# start of Source records
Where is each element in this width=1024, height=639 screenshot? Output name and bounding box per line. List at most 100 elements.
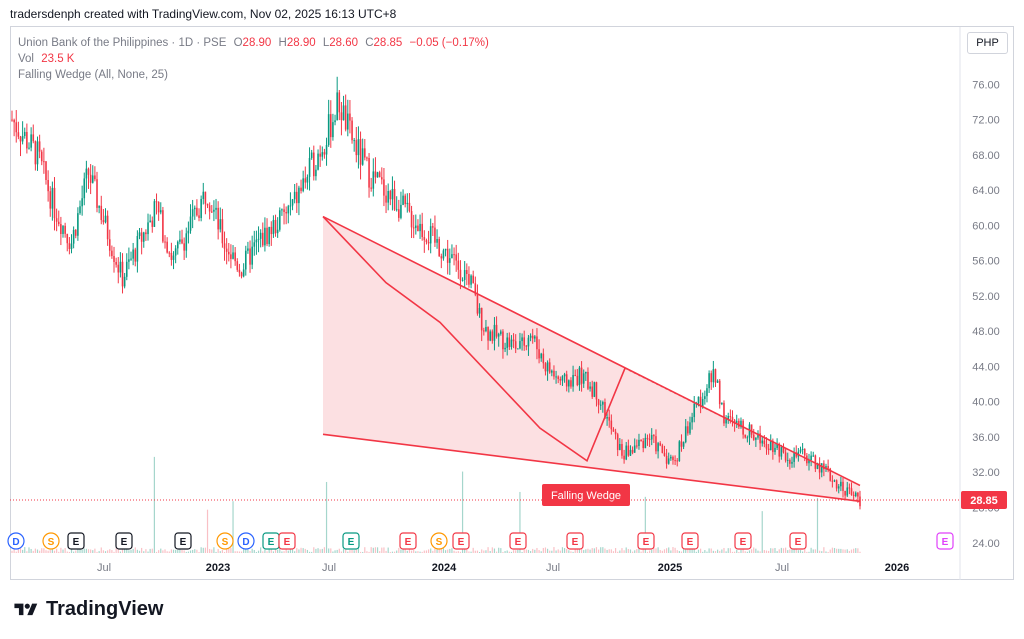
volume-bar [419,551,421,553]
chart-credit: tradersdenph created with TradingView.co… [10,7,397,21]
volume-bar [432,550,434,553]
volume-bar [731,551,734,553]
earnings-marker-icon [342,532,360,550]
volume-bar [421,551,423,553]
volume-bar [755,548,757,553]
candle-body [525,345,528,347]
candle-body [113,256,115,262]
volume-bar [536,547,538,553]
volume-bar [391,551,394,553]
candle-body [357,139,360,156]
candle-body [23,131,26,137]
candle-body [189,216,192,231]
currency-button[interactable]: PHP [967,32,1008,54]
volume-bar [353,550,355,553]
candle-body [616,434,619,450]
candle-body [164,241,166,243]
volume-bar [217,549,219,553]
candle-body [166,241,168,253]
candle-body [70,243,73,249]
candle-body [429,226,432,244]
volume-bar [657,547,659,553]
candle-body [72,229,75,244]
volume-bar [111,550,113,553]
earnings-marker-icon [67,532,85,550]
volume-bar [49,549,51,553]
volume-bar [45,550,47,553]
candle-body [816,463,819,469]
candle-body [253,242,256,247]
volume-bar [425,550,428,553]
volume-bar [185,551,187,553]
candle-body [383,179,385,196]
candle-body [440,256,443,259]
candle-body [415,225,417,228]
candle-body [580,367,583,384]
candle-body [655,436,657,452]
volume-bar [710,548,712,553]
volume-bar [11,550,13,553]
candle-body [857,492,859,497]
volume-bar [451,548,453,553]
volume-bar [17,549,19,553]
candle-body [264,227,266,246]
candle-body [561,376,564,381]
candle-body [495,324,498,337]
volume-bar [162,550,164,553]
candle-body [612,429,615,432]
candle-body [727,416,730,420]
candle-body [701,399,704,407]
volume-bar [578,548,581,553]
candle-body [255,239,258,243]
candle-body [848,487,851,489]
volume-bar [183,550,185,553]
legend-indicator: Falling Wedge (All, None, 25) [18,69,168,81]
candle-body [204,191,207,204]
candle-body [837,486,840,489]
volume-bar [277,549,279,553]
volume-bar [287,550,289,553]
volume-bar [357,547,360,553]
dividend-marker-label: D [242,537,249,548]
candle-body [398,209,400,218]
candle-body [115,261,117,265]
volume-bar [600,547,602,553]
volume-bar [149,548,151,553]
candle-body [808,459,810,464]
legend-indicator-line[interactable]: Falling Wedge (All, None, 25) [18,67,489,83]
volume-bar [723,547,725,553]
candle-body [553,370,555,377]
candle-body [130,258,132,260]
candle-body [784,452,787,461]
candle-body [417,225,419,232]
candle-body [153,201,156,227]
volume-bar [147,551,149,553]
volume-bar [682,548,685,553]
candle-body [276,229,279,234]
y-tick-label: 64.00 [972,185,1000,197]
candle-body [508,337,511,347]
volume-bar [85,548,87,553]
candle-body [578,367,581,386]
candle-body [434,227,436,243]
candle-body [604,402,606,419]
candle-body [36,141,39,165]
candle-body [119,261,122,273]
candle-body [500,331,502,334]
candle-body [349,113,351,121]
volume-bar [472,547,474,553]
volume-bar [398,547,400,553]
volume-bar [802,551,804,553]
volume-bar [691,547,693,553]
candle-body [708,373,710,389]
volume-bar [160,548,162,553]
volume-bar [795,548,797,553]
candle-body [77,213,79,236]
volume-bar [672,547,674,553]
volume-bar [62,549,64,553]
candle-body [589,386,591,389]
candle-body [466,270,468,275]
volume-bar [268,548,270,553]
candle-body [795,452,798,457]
# end of Source records
# start of Source records
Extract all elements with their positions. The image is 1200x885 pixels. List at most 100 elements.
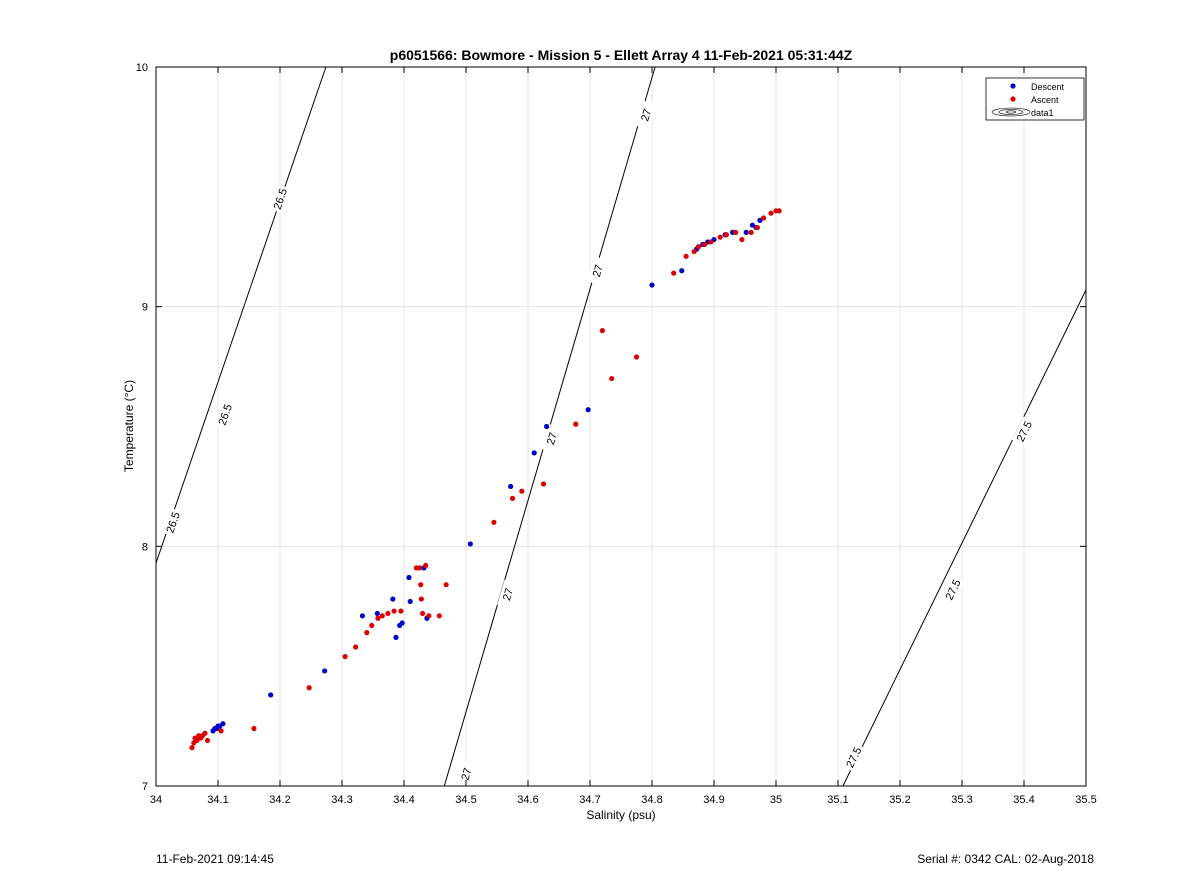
# end of Source records
# start of Source records
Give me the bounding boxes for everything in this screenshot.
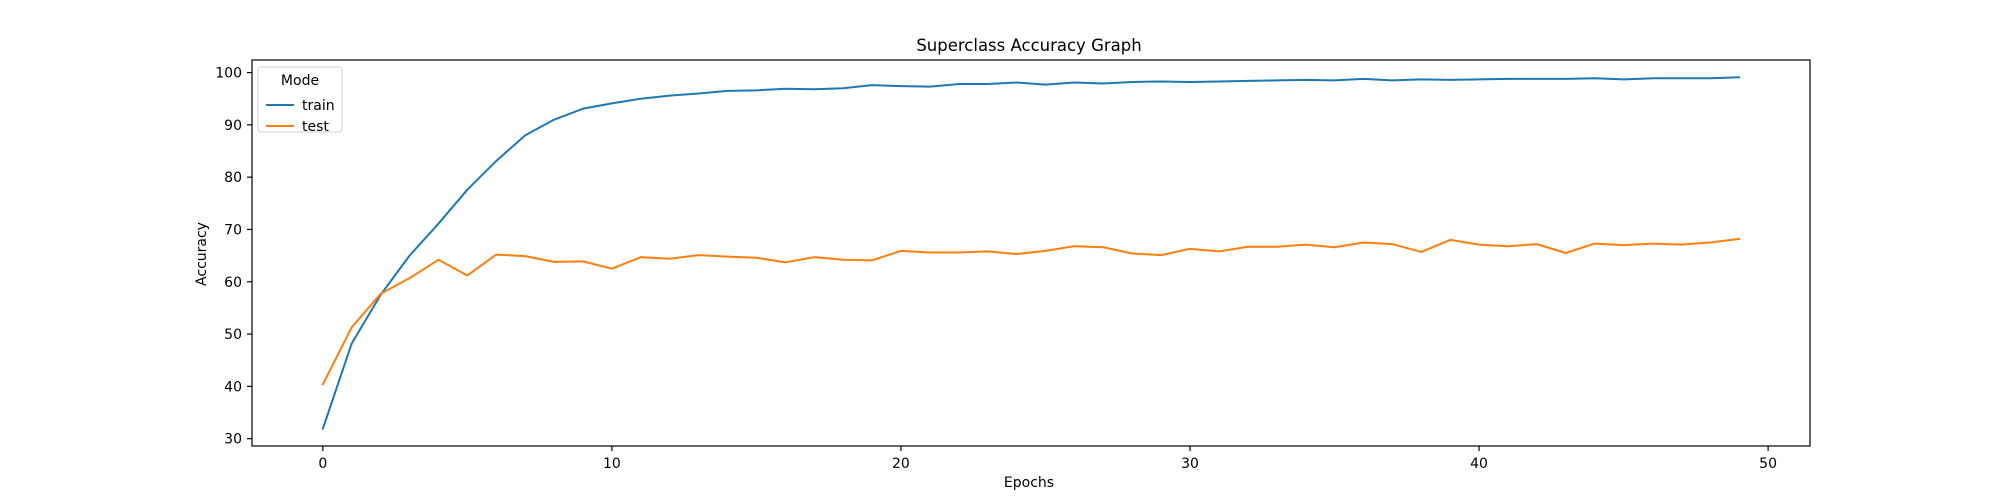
# end of Source records
- _Instruction_: Render the lines starting at the one containing "Where is each" and ending at the one containing "volume-bar [432,550,434,553]" as a Markdown table with a Row column for the row number and a Line column for the text. Skip any blank lines, and leave the pictures out.

- _Written answer_:
| Row | Line |
|---|---|
| 1 | Where is each element in this width=1024, height=639 screenshot? Output name and bounding box per line. List at most 100 elements. |
| 2 | volume-bar [419,551,421,553] |
| 3 | chart-credit: tradersdenph created with TradingView.co… [10,7,397,21] |
| 4 | volume-bar [432,550,434,553] |